Exercise data:
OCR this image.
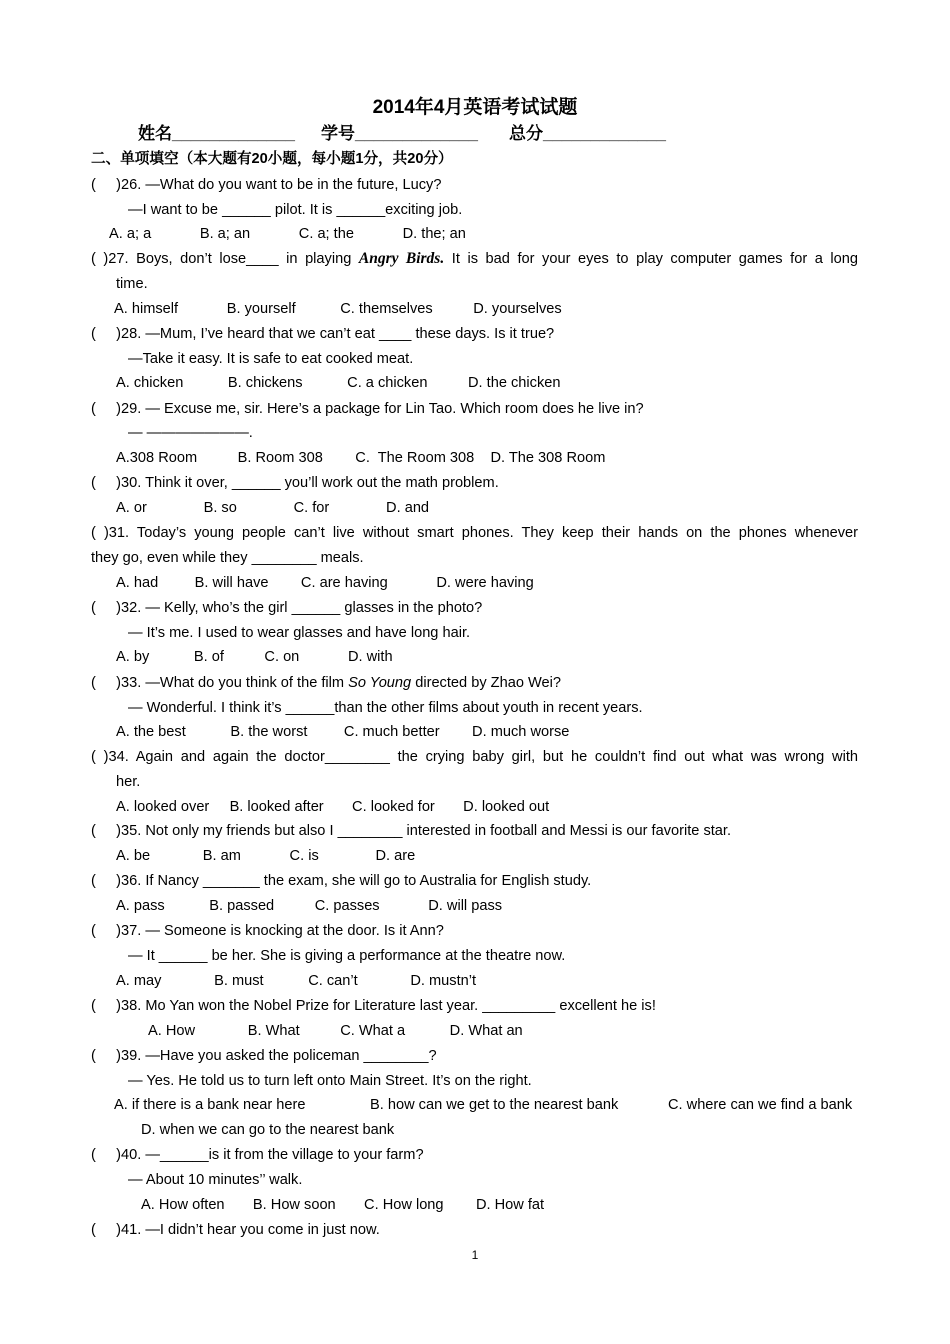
2014年4月英语考试试题
姓名_____________ 学号_____________ 总分_____________
二、单项填空（本大题有20小题，每小题1分，共20分）
(     )26. —What do you want to be in the future, Lucy?
—I want to be ______ pilot. It is ______exciting job.
A. a; a            B. a; an            C. a; the            D. the; an
( )27. Boys, don’t lose____ in playing Angry Birds. It is bad for your eyes to play computer games for a long
time.
A. himself            B. yourself           C. themselves          D. yourselves
(     )28. —Mum, I’ve heard that we can’t eat ____ these days. Is it true?
—Take it easy. It is safe to eat cooked meat.
A. chicken           B. chickens           C. a chicken          D. the chicken
(     )29. — Excuse me, sir. Here’s a package for Lin Tao. Which room does he live in?
— ———————.
A.308 Room          B. Room 308        C.  The Room 308    D. The 308 Room
(     )30. Think it over, ______ you’ll work out the math problem.
A. or              B. so              C. for              D. and
( )31. Today’s young people can’t live without smart phones. They keep their hands on the phones whenever
they go, even while they ________ meals.
A. had         B. will have        C. are having            D. were having
(     )32. — Kelly, who’s the girl ______ glasses in the photo?
— It’s me. I used to wear glasses and have long hair.
A. by           B. of          C. on            D. with
(     )33. —What do you think of the film So Young directed by Zhao Wei?
— Wonderful. I think it’s ______than the other films about youth in recent years.
A. the best           B. the worst         C. much better        D. much worse
( )34. Again and again the doctor________ the crying baby girl, but he couldn’t find out what was wrong with
her.
A. looked over     B. looked after       C. looked for       D. looked out
(     )35. Not only my friends but also I ________ interested in football and Messi is our favorite star.
A. be             B. am            C. is              D. are
(     )36. If Nancy _______ the exam, she will go to Australia for English study.
A. pass           B. passed          C. passes            D. will pass
(     )37. — Someone is knocking at the door. Is it Ann?
— It ______ be her. She is giving a performance at the theatre now.
A. may             B. must           C. can’t             D. mustn’t
(     )38. Mo Yan won the Nobel Prize for Literature last year. _________ excellent he is!
A. How             B. What          C. What a           D. What an
(     )39. —Have you asked the policeman ________?
— Yes. He told us to turn left onto Main Street. It’s on the right.
A. if there is a bank near here	B. how can we get to the nearest bank	C. where can we find a bank
D. when we can go to the nearest bank
(     )40. —______is it from the village to your farm?
— About 10 minutes’’ walk.
A. How often       B. How soon       C. How long        D. How fat
(     )41. —I didn’t hear you come in just now.
1
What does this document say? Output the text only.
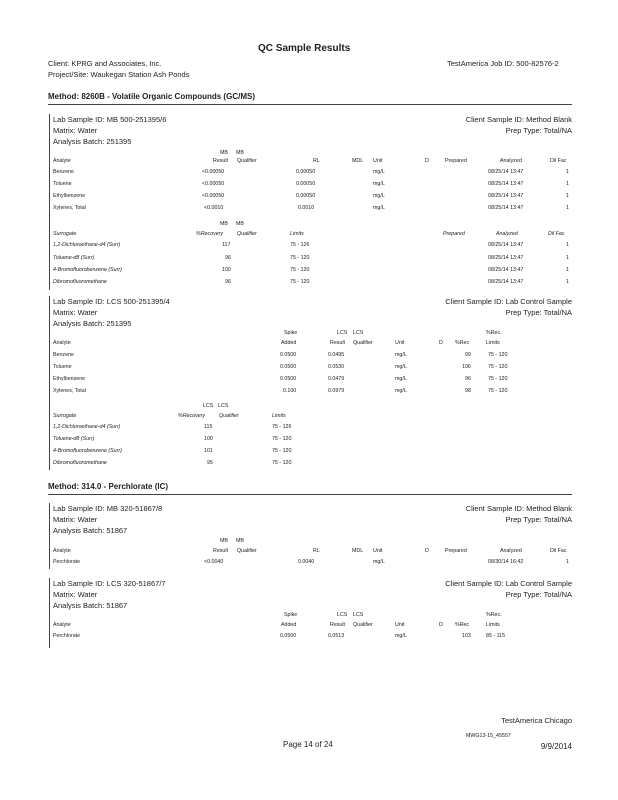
QC Sample Results
Client: KPRG and Associates, Inc.
Project/Site: Waukegan Station Ash Ponds
TestAmerica Job ID: 500-82576-2
Method: 8260B - Volatile Organic Compounds (GC/MS)
Lab Sample ID: MB 500-251395/6
Matrix: Water
Analysis Batch: 251395
Client Sample ID: Method Blank
Prep Type: Total/NA
MB MB
Analyte	Result Qualifier	RL	MDL Unit	D	Prepared	Analyzed	Dil Fac
Benzene	<0.00050	0.00050	mg/L	08/25/14 13:47	1
Toluene	<0.00050	0.00050	mg/L	08/25/14 13:47	1
Ethylbenzene	<0.00050	0.00050	mg/L	08/25/14 13:47	1
Xylenes, Total	<0.0010	0.0010	mg/L	08/25/14 13:47	1
MB MB
Surrogate	%Recovery	Qualifier	Limits	Prepared	Analyzed	Dil Fac
1,2-Dichloroethane-d4 (Surr)	117	75 - 126	08/25/14 13:47	1
Toluene-d8 (Surr)	96	75 - 120	08/25/14 13:47	1
4-Bromofluorobenzene (Surr)	100	75 - 120	08/25/14 13:47	1
Dibromofluoromethane	96	75 - 120	08/25/14 13:47	1
Lab Sample ID: LCS 500-251395/4
Matrix: Water
Analysis Batch: 251395
Client Sample ID: Lab Control Sample
Prep Type: Total/NA
Spike	LCS LCS	%Rec.
Analyte	Added	Result Qualifier	Unit	D %Rec	Limits
Benzene	0.0500	0.0495	mg/L	99	75 - 120
Toluene	0.0500	0.0530	mg/L	106	75 - 120
Ethylbenzene	0.0500	0.0479	mg/L	96	75 - 120
Xylenes, Total	0.100	0.0979	mg/L	98	75 - 120
LCS LCS
Surrogate	%Recovery	Qualifier	Limits
1,2-Dichloroethane-d4 (Surr)	115	75 - 126
Toluene-d8 (Surr)	100	75 - 120
4-Bromofluorobenzene (Surr)	101	75 - 120
Dibromofluoromethane	95	75 - 120
Method: 314.0 - Perchlorate (IC)
Lab Sample ID: MB 320-51867/8
Matrix: Water
Analysis Batch: 51867
Client Sample ID: Method Blank
Prep Type: Total/NA
MB MB
Analyte	Result Qualifier	RL	MDL Unit	D	Prepared	Analyzed	Dil Fac
Perchlorate	<0.0040	0.0040	mg/L	08/30/14 16:42	1
Lab Sample ID: LCS 320-51867/7
Matrix: Water
Analysis Batch: 51867
Client Sample ID: Lab Control Sample
Prep Type: Total/NA
Spike	LCS LCS	%Rec.
Analyte	Added	Result Qualifier	Unit	D %Rec	Limits
Perchlorate	0.0500	0.0513	mg/L	103	85 - 115
TestAmerica Chicago
MWG13-15_45557
Page 14 of 24	9/9/2014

The problem: From the entries above, copy each line holding "nearest".

Output:
A. if there is a bank near here	B. how can we get to the nearest bank	C. where can we find a bank
D. when we can go to the nearest bank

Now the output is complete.